▸ PROBLEM REQUIREMENTS
List, from the lines below, each one with "this" in it.

[Records from a data collection]

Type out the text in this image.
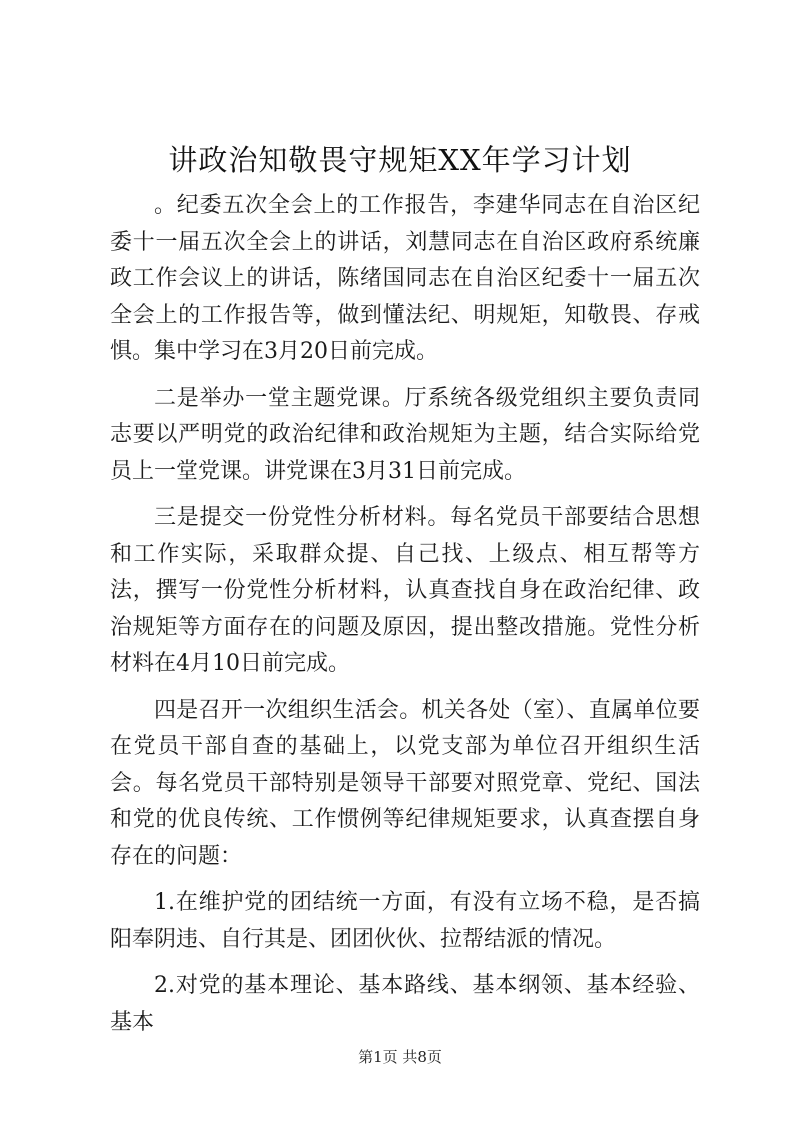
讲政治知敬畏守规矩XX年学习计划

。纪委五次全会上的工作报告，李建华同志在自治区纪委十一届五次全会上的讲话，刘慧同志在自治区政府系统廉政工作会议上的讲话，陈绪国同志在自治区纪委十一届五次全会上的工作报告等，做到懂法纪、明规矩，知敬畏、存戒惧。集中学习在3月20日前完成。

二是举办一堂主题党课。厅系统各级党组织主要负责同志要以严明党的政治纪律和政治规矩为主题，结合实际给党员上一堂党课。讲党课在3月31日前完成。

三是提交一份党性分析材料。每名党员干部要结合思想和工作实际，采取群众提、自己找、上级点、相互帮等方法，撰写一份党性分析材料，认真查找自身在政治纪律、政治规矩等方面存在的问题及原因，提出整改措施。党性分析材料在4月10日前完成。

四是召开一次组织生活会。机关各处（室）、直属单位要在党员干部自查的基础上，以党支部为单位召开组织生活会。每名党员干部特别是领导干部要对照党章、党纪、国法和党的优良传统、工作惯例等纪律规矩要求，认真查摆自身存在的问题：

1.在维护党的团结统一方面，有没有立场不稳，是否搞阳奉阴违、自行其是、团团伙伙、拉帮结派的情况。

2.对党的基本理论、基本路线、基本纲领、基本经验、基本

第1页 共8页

---

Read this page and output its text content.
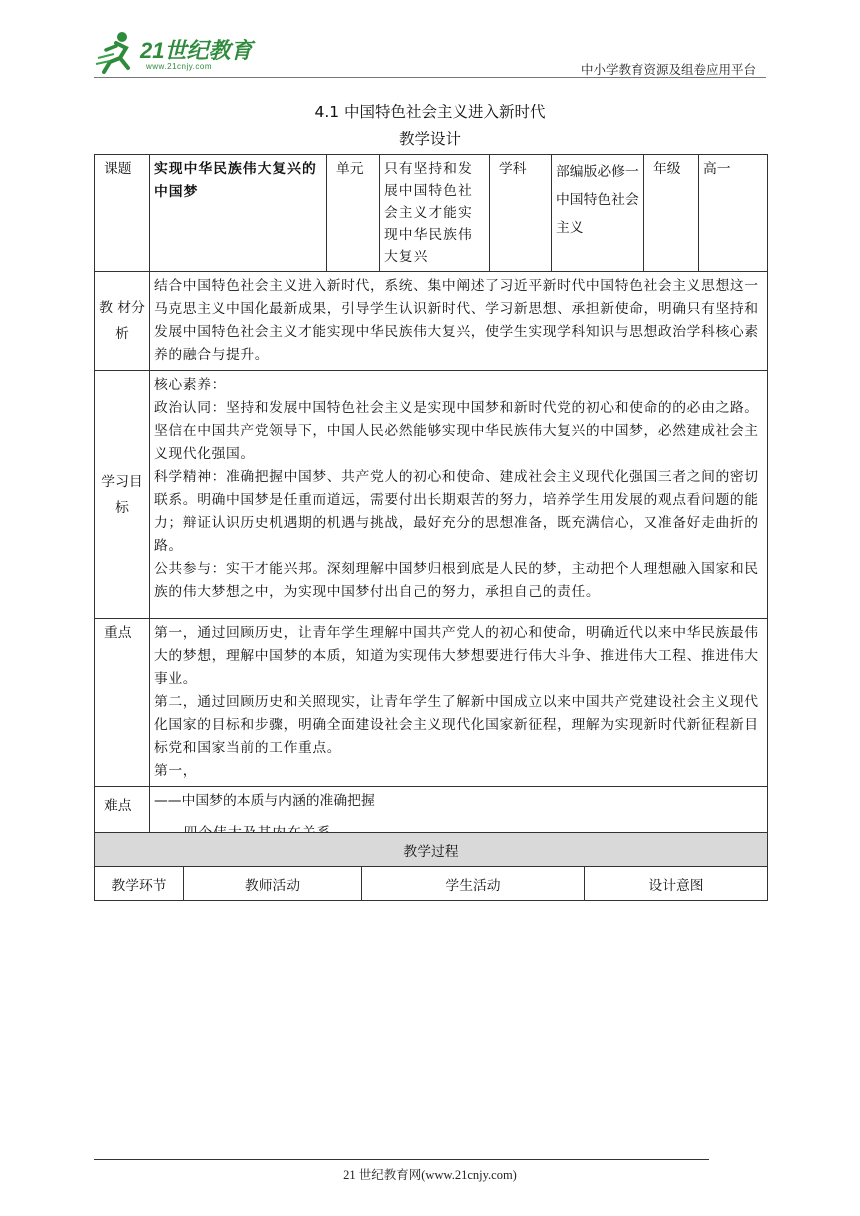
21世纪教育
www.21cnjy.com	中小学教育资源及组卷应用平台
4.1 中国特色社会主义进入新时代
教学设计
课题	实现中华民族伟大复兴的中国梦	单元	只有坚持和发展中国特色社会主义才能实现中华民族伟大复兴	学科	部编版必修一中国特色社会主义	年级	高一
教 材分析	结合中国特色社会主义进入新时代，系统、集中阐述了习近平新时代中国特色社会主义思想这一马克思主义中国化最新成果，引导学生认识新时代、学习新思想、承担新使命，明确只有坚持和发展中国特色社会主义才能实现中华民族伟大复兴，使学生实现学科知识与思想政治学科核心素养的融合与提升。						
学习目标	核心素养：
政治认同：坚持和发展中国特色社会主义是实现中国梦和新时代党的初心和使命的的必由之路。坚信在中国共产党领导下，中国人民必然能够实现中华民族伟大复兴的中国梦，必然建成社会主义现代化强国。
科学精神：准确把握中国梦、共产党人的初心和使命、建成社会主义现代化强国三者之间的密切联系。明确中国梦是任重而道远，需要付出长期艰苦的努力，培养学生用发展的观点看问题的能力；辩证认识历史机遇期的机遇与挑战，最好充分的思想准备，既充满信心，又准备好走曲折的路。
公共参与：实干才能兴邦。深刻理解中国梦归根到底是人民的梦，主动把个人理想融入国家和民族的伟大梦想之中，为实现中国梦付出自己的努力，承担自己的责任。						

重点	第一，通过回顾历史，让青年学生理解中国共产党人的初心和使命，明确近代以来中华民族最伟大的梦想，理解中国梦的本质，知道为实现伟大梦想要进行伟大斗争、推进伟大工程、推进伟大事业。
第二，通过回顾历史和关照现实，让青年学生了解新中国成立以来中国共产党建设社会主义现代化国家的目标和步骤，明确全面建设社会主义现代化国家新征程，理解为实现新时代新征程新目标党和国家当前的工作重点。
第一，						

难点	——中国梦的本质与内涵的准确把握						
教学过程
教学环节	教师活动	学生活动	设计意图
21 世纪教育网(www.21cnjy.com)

▸ RESPONSE BELOW
Type out the text in this image.
Read this page and output its text content.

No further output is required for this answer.